Recorded data
+ + +
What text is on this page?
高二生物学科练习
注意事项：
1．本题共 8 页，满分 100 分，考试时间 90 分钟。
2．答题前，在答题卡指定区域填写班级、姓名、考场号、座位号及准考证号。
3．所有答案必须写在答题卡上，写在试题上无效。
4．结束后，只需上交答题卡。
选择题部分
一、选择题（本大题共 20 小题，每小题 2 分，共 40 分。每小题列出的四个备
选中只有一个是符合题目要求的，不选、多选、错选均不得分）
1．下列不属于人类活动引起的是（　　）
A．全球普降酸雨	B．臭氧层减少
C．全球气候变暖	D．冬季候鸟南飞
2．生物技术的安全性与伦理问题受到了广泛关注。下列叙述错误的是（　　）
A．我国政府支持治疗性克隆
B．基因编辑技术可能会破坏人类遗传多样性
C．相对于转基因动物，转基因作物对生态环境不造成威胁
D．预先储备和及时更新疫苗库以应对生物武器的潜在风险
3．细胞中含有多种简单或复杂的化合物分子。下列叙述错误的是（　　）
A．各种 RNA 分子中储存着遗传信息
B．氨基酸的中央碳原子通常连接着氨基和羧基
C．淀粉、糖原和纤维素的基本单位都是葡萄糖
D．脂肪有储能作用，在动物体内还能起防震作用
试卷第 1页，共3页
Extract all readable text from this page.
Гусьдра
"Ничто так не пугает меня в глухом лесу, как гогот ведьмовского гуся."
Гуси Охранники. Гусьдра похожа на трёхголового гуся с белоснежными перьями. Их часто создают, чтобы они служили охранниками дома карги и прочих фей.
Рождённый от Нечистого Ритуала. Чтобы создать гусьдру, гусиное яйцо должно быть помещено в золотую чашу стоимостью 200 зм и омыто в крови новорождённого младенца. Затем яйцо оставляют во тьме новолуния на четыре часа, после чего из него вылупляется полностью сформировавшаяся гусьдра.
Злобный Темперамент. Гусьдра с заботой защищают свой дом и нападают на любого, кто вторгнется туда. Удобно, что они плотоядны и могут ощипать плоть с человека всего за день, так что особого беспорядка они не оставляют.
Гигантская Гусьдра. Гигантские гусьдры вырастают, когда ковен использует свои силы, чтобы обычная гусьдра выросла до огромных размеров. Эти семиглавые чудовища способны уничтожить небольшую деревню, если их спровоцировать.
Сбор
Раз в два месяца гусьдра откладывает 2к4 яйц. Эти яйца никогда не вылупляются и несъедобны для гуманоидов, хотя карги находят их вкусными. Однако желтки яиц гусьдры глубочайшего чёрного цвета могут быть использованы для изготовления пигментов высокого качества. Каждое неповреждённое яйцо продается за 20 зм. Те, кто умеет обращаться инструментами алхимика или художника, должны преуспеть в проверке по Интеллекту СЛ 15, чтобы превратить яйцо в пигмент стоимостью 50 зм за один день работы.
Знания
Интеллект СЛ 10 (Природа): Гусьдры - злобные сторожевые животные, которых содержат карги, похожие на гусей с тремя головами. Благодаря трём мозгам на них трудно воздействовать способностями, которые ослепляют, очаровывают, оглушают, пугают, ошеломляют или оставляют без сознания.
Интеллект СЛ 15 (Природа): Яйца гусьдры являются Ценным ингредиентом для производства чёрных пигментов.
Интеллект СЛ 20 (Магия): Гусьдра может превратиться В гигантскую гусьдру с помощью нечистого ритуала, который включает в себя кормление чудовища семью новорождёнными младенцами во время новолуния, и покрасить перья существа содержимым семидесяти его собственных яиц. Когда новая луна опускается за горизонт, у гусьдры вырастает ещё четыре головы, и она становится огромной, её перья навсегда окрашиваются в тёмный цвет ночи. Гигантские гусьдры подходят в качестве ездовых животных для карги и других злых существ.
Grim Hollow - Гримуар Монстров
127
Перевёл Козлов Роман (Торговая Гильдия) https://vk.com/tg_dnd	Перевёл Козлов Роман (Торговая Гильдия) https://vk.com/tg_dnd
+ + +
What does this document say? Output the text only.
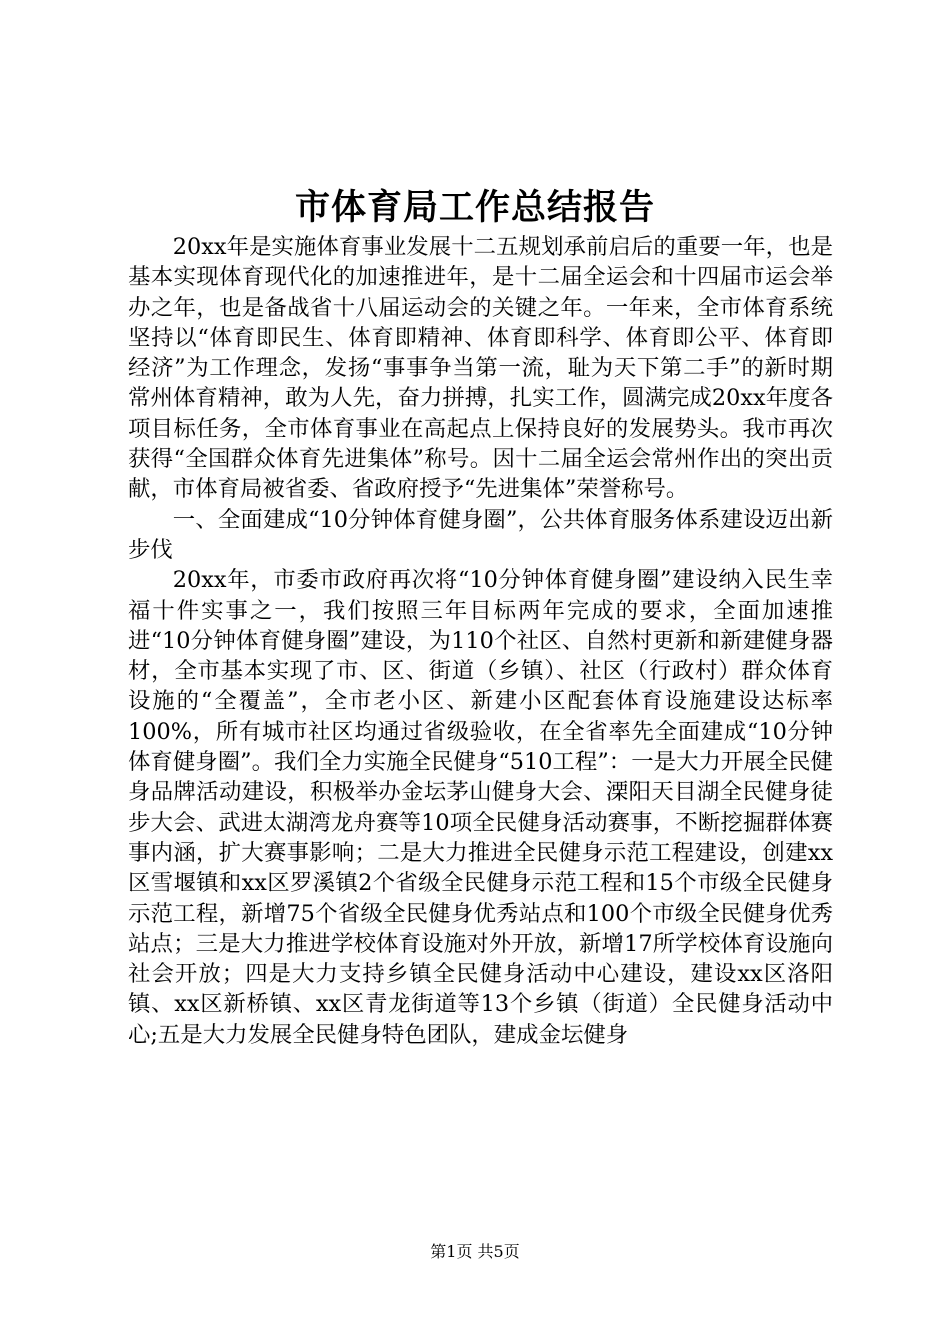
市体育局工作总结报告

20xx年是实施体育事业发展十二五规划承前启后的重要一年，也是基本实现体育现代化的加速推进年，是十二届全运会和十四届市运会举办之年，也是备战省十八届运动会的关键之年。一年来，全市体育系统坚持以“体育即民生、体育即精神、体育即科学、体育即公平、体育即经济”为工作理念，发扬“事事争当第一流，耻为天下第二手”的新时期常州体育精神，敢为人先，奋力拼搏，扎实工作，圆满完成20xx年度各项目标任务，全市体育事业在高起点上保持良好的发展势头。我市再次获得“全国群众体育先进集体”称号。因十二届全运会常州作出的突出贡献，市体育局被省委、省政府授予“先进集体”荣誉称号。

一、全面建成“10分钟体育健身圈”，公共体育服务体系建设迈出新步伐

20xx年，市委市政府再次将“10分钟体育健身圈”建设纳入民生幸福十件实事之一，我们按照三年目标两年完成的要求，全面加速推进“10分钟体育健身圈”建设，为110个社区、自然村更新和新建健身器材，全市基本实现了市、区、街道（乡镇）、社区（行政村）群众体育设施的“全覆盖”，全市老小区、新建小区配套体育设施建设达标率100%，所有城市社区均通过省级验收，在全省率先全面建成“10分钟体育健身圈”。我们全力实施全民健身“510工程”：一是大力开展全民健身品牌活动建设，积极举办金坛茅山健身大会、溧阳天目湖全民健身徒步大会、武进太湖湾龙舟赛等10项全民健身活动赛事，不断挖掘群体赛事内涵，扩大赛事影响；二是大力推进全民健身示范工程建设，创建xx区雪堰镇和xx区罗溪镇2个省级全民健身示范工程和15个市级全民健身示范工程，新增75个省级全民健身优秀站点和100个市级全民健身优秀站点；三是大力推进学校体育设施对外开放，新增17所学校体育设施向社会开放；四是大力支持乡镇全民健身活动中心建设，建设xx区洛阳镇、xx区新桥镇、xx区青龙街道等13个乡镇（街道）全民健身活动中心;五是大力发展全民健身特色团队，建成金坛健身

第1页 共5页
+ + +
**PROBLEM STATEMENT:**
Check every line in the material above for the string "text", then give only the number of lines that have it.

**ANSWER TO THE PROBLEM:**
3